--- START OF PROVIDED RECORDS ---

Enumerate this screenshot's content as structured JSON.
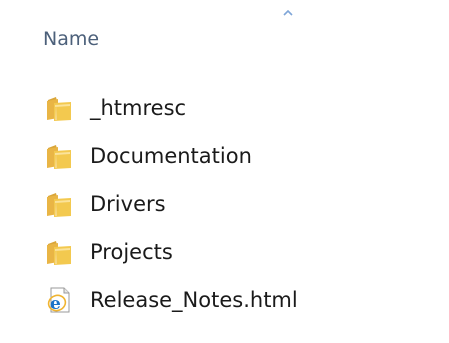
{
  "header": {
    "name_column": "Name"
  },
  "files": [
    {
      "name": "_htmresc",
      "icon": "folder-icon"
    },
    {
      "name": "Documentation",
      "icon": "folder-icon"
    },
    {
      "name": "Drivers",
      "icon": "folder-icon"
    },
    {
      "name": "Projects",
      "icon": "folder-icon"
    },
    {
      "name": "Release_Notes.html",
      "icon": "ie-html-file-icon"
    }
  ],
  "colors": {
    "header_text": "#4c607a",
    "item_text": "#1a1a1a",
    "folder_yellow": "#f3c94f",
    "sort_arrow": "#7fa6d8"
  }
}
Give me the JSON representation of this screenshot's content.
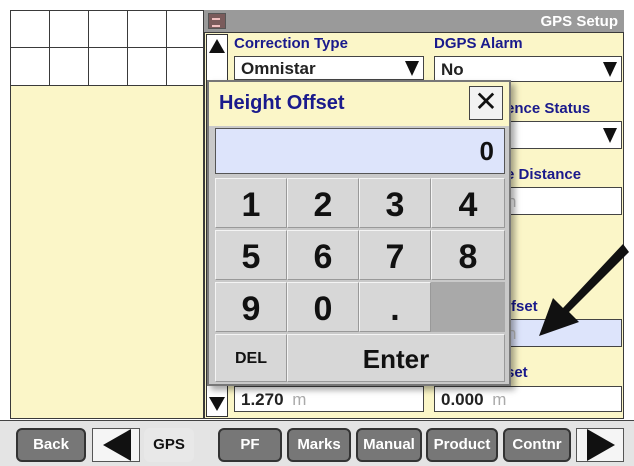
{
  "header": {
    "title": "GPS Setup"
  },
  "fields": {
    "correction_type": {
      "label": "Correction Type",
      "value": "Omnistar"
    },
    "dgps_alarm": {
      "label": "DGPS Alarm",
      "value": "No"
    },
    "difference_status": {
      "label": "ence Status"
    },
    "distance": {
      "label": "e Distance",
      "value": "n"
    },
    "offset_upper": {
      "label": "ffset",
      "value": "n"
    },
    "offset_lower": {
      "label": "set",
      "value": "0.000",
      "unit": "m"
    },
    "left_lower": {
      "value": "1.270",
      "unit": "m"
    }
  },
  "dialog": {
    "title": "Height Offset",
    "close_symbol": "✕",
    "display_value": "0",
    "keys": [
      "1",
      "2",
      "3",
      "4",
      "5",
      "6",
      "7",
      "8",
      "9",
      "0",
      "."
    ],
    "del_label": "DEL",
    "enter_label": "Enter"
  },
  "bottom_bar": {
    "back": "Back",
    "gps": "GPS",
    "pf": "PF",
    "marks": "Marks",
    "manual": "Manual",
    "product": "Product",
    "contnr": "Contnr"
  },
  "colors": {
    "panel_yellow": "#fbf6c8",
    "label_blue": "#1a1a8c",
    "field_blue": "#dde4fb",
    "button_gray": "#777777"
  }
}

--- END OF PROVIDED RECORDS ---

Write only the number of lines that include "content".

2